▶ _TRECHO EXTRAÍDO_
A Semana - Opiniões
Nossas missões possíveis
Editorial
Diante daqueles homens um enorme penhasco de onde caiam as águas de uma deslumbrante cachoeira. E a eles havia sido dada uma missão importante. Para realizar esse propósito, teriam que escalar as pedras laterais dessa elevação, sem o auxílio de instrumentos apropriados. As rochas nas quais estariam se apoiando eram mais perigosas do que se imaginava a princípio já que, molhadas pelas águas e pelos respingos da queda d’agua, eram lisas ao extremo.
O trabalho que tinham pela frente não seria fácil. Outros já haviam tentado e fracassaram. Pagaram caro por sua iniciativa, sacrificando as próprias vidas. Aqueles homens estavam cientes disso e, apesar dos insistentes pedidos de alguns deles, foram demovidos da idéia de que todos teriam que transpor aquela muralha ao mesmo tempo. Somente um deles, justamente o que possuía mais experiência e autoridade, é que iria enfrentar esse e outros perigos que os espreitavam naquelas terras desconhecidas aos seus olhos.
Ele podia até estar sentindo medo, mas não demonstrava. Sua obstinação era tão grande que sabia ser capaz de superar aquele obstáculo de pedra e água. Compreendia igualmente que aquela escalada era apenas uma breve etapa de um trabalho muito mais difícil e perigoso...
Ao iniciar a subida, Gabriel fixou pedra por pedra que teria que escalar. Cuidadosamente analisou o acidentado percurso que iria percorrer. Focou sua ação apenas naquela empreitada para que nenhum deslize pudesse acontecer. Sabia que, literalmente, um deslize naquela subida poderia lhe custar a vida. Entendia também que o seu fracasso nessa missão, que apenas se iniciava, poderia condenar os esforços de todos aqueles com os quais trabalhava e prejudicar até mesmo a existência do grupo que representava naquelas terras.
Estudar o terreno, verificar as possibilidades, averiguar os perigos
para,
de posse das informações, iniciar a subida.
Apesar de toda a concentração devotada ao esforço que estava realizando, em alguns momentos chegou a escorregar e colocou em risco sua vida e seu trabalho. Ao chegar ao topo daquela elevação, acenou com discrição para os colegas que o viam com dificuldade em virtude da distância que os separava...
A descrição que lhes apresentei até as presentes linhas desse texto resumem apenas alguns minutos do filme “A Missão”, de Roland Joffé. Produção esmerada, protagonizada por Robert De Niro e Jeremy Irons, vencedora da Palma de Ouro em Cannes, serviu de base para a minha dissertação de mestrado no ano de 2002.
Não há muitos diálogos nesse início do filme. Padres jesuítas reunidos no sopé das Cataratas de Iguaçu, na região Sul do Brasil, sabem que tem pela frente não apenas a subida acidentada e perigosa pelas encostas daquelas potentes quedas d’água. Seu objetivo relaciona-se a catequese dos indígenas ali estabelecidos, que não aceitam o diálogo com os interlocutores religiosos e preferem manter-se “selvagens” no meio da floresta.

▶ _DADOS COLETADOS_
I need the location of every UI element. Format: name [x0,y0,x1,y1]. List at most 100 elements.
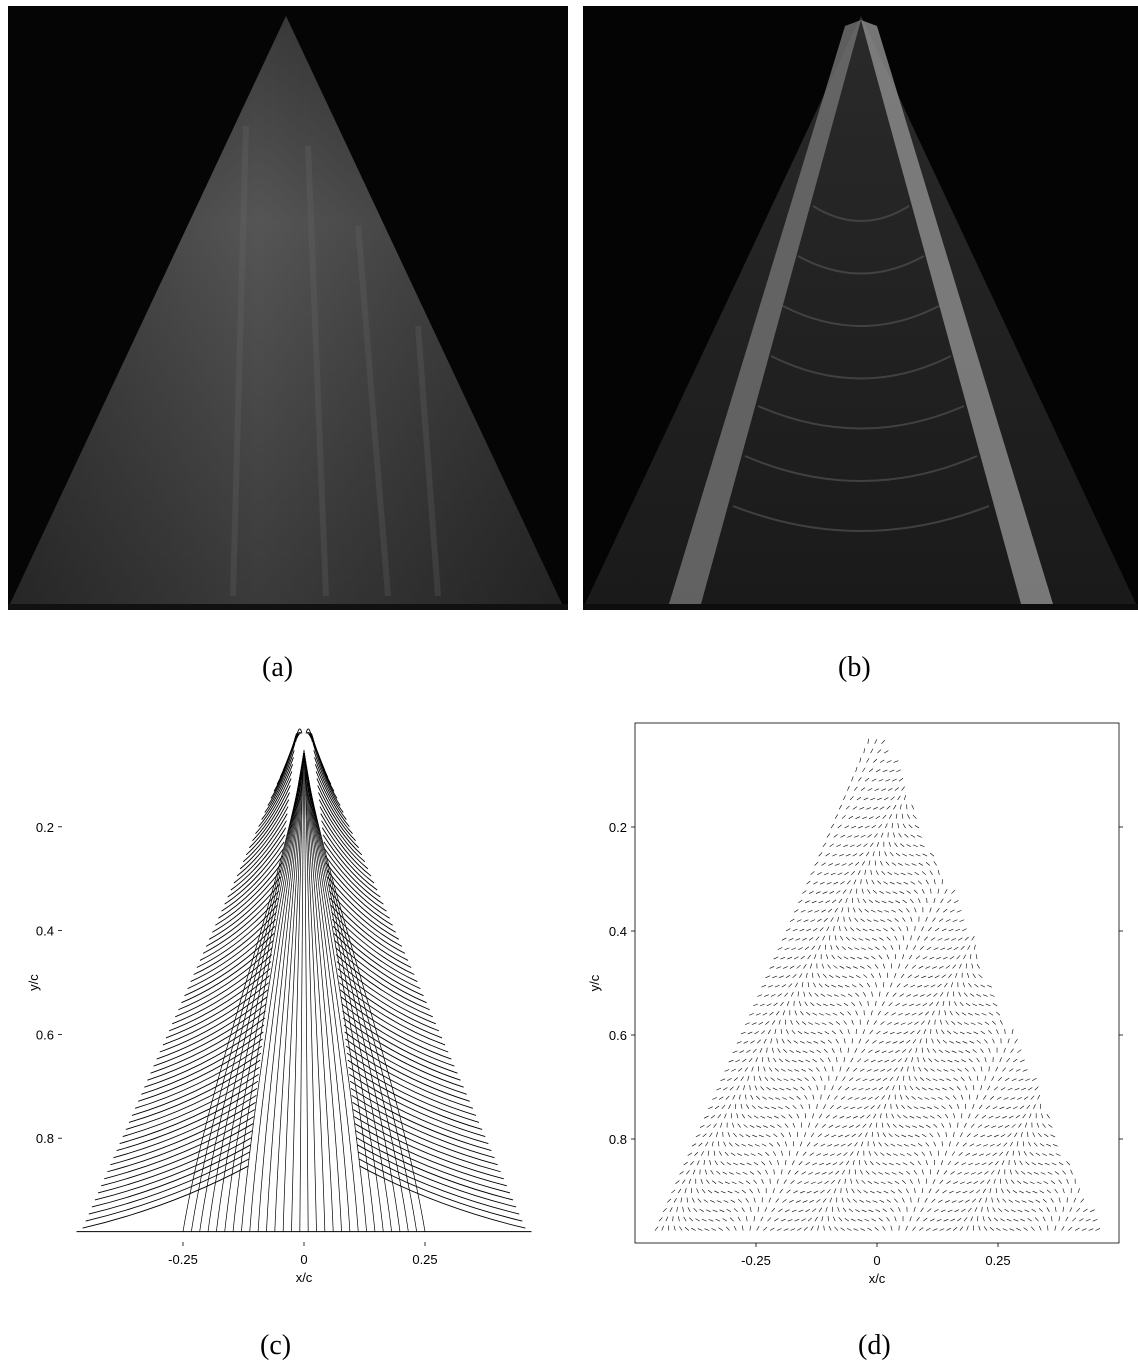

▶ _A FAZER_
1 - Segundo o editorial sobre o filme “A Missão”, onde os padres jesuítas estão reunidos no início do filme?
2 - Prossiga o editorial sobre o filme “A Missão” a partir da última frase apresentada.

▶ _RESULTADOS_
1 - No sopé das Cataratas de Iguaçu, na região Sul do Brasil.

2 -
Gabriel (Jeremy Irons) nesse sentido acaba se tornando apenas uma metáfora através da qual pretendo falar de cada um e também de todos nós. A analogia nesse sentido relaciona-se diretamente aos enormes e aparentemente intransponíveis obstáculos que se apresentam a nossa frente todo o tempo. Alguns de nós preferem procurar outros caminhos, aparentemente mais fáceis para tentar chegar lá em cima...
Enquanto outros simplesmente abdicam do compromisso e preferem apenas “tocar o barco”, ou seja, navegar pelas mesmas águas pelas quais circulam de um lado para o outro sem que nada ao seu redor sofra qualquer alteração.
Há ainda aqueles que não sobem, mas que se ausentam durante algum tempo do olhar de terceiros para depois voltarem contando as mais incríveis histórias do mundo de lá de cima... Criativamente elaboram fábulas e iludem as pessoas ao seu redor com fantasias de uma vida que nunca viveram e que, com certeza, jamais terão coragem de experimentar...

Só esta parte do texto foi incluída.